* **提供テキスト**:
···

In order to solve this problem, we would like to propose experiential programs that combines the Permaculture design method, which builds a culture and relationship that enriches people and nature based on sustainable agriculture, and the idea that clothes should not only be an object to be purchased, but should also be made by oneself.
Our company, which became the first dyeing company in Japan to obtain the SBT decarbonization certification, and OKB Research Institute, which aims to create a circular economy through agriculture, will collaborate to change people's consciousness by implementing hands-on programs from the local production sites of agriculture and dyeing, starting with FabCafe Nagoya.
We would like to aim for a society that promotes local and recycling production and use of clothing, in order to break away from the current problems that the fashion industry is facing. -
応募プロジェクト・アイデアの詳細説明
当社は、日本国内にて衣料布地染色整理加工(整理とは、風合いや機能性を生地に付与する工程)を行っている。
ファッション産業が石油産業に次ぐ世界で二番目に環境を汚染する産業だと報道される機会が増加している。二酸化炭素などの温暖化ガスの排出が地球温暖化を招いており、世界が共同で取り組む最優先課題となっている。衣服が生産販売されるサプライチェーンの中でも当社が手掛ける布地染色整理加工は、多くの水・エネルギーを消費する。

···

* **課題の要件**: 提供テキストから、「ファッション産業が石油産業に」で始まり「の水・エネルギーを消費する。」で終わる部分を、一字一句変えずに書き写してください。

* **データ抜粋**:
···

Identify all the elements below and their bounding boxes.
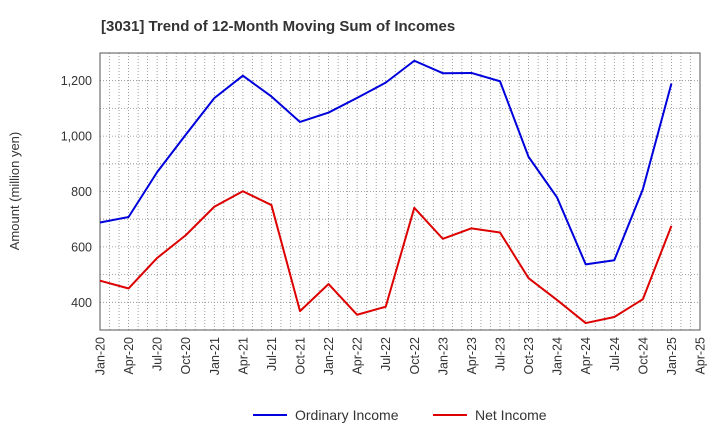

···

* **解答**:
ファッション産業が石油産業に次ぐ世界で二番目に環境を汚染する産業だと報道される機会が増加している。二酸化炭素などの温暖化ガスの排出が地球温暖化を招いており、世界が共同で取り組む最優先課題となっている。衣服が生産販売されるサプライチェーンの中でも当社が手掛ける布地染色整理加工は、多くの水・エネルギーを消費する。